_Stated task_. Copy, from the entries below, each line where the word "Management" can be found.
====== Data for this task ======
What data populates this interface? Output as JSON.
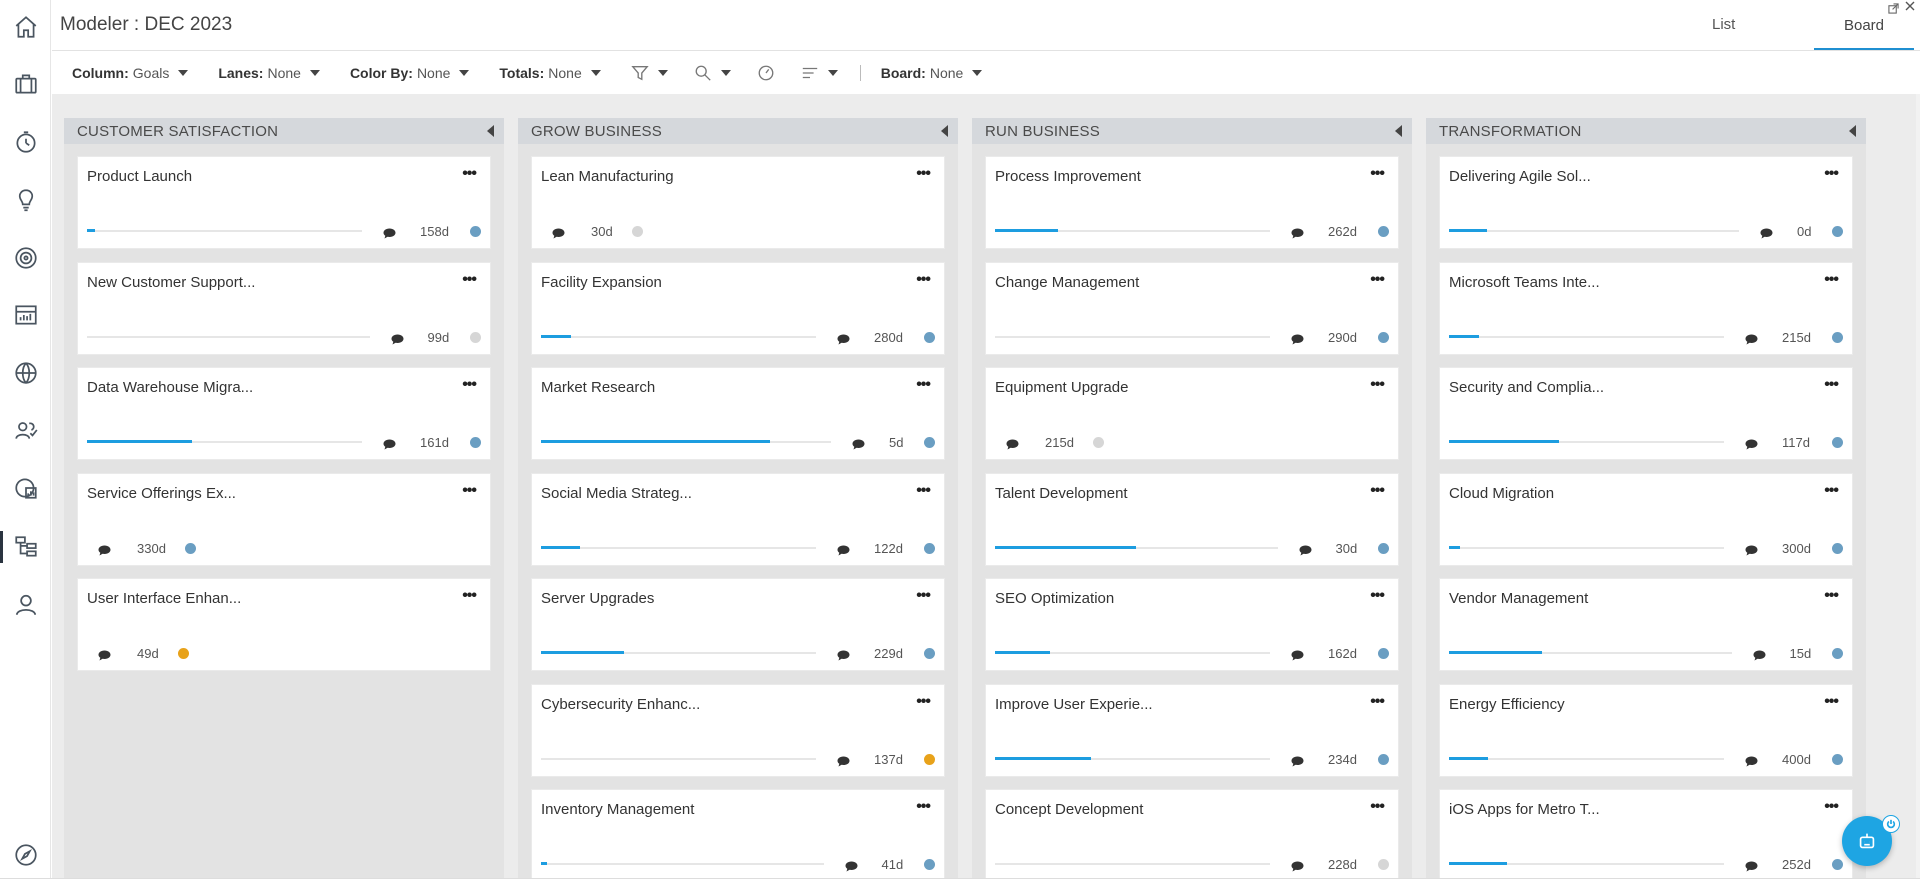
{
  "header": {
    "title": "Modeler : DEC 2023",
    "tabs": [
      {
        "label": "List"
      },
      {
        "label": "Board"
      }
    ],
    "active_tab": "Board"
  },
  "rail": [
    {
      "icon": "home-icon"
    },
    {
      "icon": "briefcase-icon"
    },
    {
      "icon": "timer-icon"
    },
    {
      "icon": "lightbulb-icon"
    },
    {
      "icon": "target-icon"
    },
    {
      "icon": "chart-icon"
    },
    {
      "icon": "globe-icon"
    },
    {
      "icon": "people-icon"
    },
    {
      "icon": "report-icon"
    },
    {
      "icon": "hierarchy-icon",
      "active": true
    },
    {
      "icon": "user-icon"
    },
    {
      "icon": "compass-icon"
    }
  ],
  "toolbar": {
    "column_label": "Column:",
    "column_value": "Goals",
    "lanes_label": "Lanes:",
    "lanes_value": "None",
    "colorby_label": "Color By:",
    "colorby_value": "None",
    "totals_label": "Totals:",
    "totals_value": "None",
    "board_label": "Board:",
    "board_value": "None"
  },
  "colors": {
    "accent": "#1d9de0",
    "dot_blue": "#6a9ec2",
    "dot_gray": "#d6d6d6",
    "dot_orange": "#e8a21a"
  },
  "columns": [
    {
      "title": "CUSTOMER SATISFACTION",
      "cards": [
        {
          "title": "Product Launch",
          "days": "158d",
          "progress": 0.03,
          "dot": "blue"
        },
        {
          "title": "New Customer Support...",
          "days": "99d",
          "progress": 0.0,
          "dot": "gray"
        },
        {
          "title": "Data Warehouse Migra...",
          "days": "161d",
          "progress": 0.38,
          "dot": "blue"
        },
        {
          "title": "Service Offerings Ex...",
          "days": "330d",
          "progress": null,
          "dot": "blue"
        },
        {
          "title": "User Interface Enhan...",
          "days": "49d",
          "progress": null,
          "dot": "orange"
        }
      ]
    },
    {
      "title": "GROW BUSINESS",
      "cards": [
        {
          "title": "Lean Manufacturing",
          "days": "30d",
          "progress": null,
          "dot": "gray"
        },
        {
          "title": "Facility Expansion",
          "days": "280d",
          "progress": 0.11,
          "dot": "blue"
        },
        {
          "title": "Market Research",
          "days": "5d",
          "progress": 0.79,
          "dot": "blue"
        },
        {
          "title": "Social Media Strateg...",
          "days": "122d",
          "progress": 0.14,
          "dot": "blue"
        },
        {
          "title": "Server Upgrades",
          "days": "229d",
          "progress": 0.3,
          "dot": "blue"
        },
        {
          "title": "Cybersecurity Enhanc...",
          "days": "137d",
          "progress": 0.0,
          "dot": "orange"
        },
        {
          "title": "Inventory Management",
          "days": "41d",
          "progress": 0.02,
          "dot": "blue"
        }
      ]
    },
    {
      "title": "RUN BUSINESS",
      "cards": [
        {
          "title": "Process Improvement",
          "days": "262d",
          "progress": 0.23,
          "dot": "blue"
        },
        {
          "title": "Change Management",
          "days": "290d",
          "progress": 0.0,
          "dot": "blue"
        },
        {
          "title": "Equipment Upgrade",
          "days": "215d",
          "progress": null,
          "dot": "gray"
        },
        {
          "title": "Talent Development",
          "days": "30d",
          "progress": 0.5,
          "dot": "blue"
        },
        {
          "title": "SEO Optimization",
          "days": "162d",
          "progress": 0.2,
          "dot": "blue"
        },
        {
          "title": "Improve User Experie...",
          "days": "234d",
          "progress": 0.35,
          "dot": "blue"
        },
        {
          "title": "Concept Development",
          "days": "228d",
          "progress": 0.0,
          "dot": "gray"
        }
      ]
    },
    {
      "title": "TRANSFORMATION",
      "cards": [
        {
          "title": "Delivering Agile Sol...",
          "days": "0d",
          "progress": 0.13,
          "dot": "blue"
        },
        {
          "title": "Microsoft Teams Inte...",
          "days": "215d",
          "progress": 0.11,
          "dot": "blue"
        },
        {
          "title": "Security and Complia...",
          "days": "117d",
          "progress": 0.4,
          "dot": "blue"
        },
        {
          "title": "Cloud Migration",
          "days": "300d",
          "progress": 0.04,
          "dot": "blue"
        },
        {
          "title": "Vendor Management",
          "days": "15d",
          "progress": 0.33,
          "dot": "blue"
        },
        {
          "title": "Energy Efficiency",
          "days": "400d",
          "progress": 0.14,
          "dot": "blue"
        },
        {
          "title": "iOS Apps for Metro T...",
          "days": "252d",
          "progress": 0.21,
          "dot": "blue"
        }
      ]
    }
  ]
}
======
_Result of the exercise_.
          "title": "Inventory Management",
          "title": "Change Management",
          "title": "Vendor Management",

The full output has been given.